**Records from a collection**
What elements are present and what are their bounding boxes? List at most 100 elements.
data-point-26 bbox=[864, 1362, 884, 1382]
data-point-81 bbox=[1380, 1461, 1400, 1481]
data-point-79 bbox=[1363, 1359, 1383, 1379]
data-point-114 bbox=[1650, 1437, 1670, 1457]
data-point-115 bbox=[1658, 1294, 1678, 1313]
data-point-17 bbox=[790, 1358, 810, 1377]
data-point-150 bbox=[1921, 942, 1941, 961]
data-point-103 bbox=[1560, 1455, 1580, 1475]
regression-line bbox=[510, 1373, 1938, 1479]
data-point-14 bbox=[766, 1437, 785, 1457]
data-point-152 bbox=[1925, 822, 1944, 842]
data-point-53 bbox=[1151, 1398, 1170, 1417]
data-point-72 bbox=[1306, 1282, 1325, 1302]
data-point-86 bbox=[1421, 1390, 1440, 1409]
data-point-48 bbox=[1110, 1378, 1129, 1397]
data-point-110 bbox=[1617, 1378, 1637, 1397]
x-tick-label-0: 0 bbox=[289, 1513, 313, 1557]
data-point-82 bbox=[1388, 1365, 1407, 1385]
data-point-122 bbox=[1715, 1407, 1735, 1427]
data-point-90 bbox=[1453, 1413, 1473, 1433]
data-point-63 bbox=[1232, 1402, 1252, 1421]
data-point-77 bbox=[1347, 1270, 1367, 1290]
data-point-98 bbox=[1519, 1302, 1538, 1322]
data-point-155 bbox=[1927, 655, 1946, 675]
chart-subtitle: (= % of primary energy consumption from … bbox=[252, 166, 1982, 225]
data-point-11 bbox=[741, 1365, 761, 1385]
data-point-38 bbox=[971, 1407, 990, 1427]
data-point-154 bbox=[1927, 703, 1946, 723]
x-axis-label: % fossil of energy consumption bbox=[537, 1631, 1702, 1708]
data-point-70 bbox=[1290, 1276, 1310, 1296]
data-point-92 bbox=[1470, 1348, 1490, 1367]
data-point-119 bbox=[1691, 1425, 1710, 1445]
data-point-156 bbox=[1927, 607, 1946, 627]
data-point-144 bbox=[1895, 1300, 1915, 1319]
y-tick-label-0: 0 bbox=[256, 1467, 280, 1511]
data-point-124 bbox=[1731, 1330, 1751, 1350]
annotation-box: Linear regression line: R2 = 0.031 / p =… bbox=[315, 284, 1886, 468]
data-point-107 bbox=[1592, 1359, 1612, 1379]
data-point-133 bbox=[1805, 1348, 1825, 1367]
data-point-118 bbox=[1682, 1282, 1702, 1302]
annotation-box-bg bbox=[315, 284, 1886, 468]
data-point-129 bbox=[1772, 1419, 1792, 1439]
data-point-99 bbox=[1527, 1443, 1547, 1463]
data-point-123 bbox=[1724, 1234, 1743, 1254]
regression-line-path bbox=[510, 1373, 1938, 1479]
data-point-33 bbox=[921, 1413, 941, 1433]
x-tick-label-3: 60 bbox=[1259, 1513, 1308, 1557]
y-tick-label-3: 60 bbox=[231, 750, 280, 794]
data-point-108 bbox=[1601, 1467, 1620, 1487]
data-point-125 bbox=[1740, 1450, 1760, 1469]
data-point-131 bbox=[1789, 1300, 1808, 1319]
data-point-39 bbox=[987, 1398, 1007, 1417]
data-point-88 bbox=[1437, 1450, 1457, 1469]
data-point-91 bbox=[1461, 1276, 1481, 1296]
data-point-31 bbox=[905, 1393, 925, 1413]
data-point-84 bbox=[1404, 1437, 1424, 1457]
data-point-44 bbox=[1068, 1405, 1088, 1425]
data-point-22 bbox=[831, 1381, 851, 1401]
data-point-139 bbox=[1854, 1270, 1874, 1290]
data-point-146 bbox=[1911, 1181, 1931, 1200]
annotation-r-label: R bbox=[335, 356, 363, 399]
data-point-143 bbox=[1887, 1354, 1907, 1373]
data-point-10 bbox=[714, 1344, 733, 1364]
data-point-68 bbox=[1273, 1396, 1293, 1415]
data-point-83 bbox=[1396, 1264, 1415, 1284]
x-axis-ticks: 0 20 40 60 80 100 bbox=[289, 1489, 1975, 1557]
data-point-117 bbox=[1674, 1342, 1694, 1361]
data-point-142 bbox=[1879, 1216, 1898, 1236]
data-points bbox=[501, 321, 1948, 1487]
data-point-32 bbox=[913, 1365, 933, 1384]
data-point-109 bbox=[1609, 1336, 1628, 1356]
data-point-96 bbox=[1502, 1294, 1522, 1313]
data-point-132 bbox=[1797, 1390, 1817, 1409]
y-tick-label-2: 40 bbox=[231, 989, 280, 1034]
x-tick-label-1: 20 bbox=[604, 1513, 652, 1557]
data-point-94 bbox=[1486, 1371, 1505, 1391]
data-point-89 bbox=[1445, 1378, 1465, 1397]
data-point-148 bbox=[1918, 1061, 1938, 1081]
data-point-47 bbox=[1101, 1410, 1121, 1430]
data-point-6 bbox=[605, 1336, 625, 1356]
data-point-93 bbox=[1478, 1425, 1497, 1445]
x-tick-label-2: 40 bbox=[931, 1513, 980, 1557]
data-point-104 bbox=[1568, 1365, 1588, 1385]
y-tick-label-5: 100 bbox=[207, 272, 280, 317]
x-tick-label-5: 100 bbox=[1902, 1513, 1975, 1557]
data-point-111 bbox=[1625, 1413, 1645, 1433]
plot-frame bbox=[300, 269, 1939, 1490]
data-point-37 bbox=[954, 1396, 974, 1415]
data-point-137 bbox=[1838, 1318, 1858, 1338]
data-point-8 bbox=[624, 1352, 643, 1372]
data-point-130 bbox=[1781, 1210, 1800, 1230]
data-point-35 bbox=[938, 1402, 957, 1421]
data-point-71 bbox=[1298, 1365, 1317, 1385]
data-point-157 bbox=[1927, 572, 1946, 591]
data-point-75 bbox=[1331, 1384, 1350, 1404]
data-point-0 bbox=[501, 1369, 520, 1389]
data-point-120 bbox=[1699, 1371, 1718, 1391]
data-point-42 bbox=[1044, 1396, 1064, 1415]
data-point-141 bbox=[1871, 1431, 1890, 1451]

**TASK**
Copy the listing above word for word, starting at its first line and ending at the line that contains "data-point-124 bbox=[1731, 1330, 1751, 1350]", including both of those lines.

**SOLVED PROBLEM**
What elements are present and what are their bounding boxes? List at most 100 elements.
data-point-26 bbox=[864, 1362, 884, 1382]
data-point-81 bbox=[1380, 1461, 1400, 1481]
data-point-79 bbox=[1363, 1359, 1383, 1379]
data-point-114 bbox=[1650, 1437, 1670, 1457]
data-point-115 bbox=[1658, 1294, 1678, 1313]
data-point-17 bbox=[790, 1358, 810, 1377]
data-point-150 bbox=[1921, 942, 1941, 961]
data-point-103 bbox=[1560, 1455, 1580, 1475]
regression-line bbox=[510, 1373, 1938, 1479]
data-point-14 bbox=[766, 1437, 785, 1457]
data-point-152 bbox=[1925, 822, 1944, 842]
data-point-53 bbox=[1151, 1398, 1170, 1417]
data-point-72 bbox=[1306, 1282, 1325, 1302]
data-point-86 bbox=[1421, 1390, 1440, 1409]
data-point-48 bbox=[1110, 1378, 1129, 1397]
data-point-110 bbox=[1617, 1378, 1637, 1397]
x-tick-label-0: 0 bbox=[289, 1513, 313, 1557]
data-point-82 bbox=[1388, 1365, 1407, 1385]
data-point-122 bbox=[1715, 1407, 1735, 1427]
data-point-90 bbox=[1453, 1413, 1473, 1433]
data-point-63 bbox=[1232, 1402, 1252, 1421]
data-point-77 bbox=[1347, 1270, 1367, 1290]
data-point-98 bbox=[1519, 1302, 1538, 1322]
data-point-155 bbox=[1927, 655, 1946, 675]
chart-subtitle: (= % of primary energy consumption from … bbox=[252, 166, 1982, 225]
data-point-11 bbox=[741, 1365, 761, 1385]
data-point-38 bbox=[971, 1407, 990, 1427]
data-point-154 bbox=[1927, 703, 1946, 723]
x-axis-label: % fossil of energy consumption bbox=[537, 1631, 1702, 1708]
data-point-70 bbox=[1290, 1276, 1310, 1296]
data-point-92 bbox=[1470, 1348, 1490, 1367]
data-point-119 bbox=[1691, 1425, 1710, 1445]
data-point-156 bbox=[1927, 607, 1946, 627]
data-point-144 bbox=[1895, 1300, 1915, 1319]
y-tick-label-0: 0 bbox=[256, 1467, 280, 1511]
data-point-124 bbox=[1731, 1330, 1751, 1350]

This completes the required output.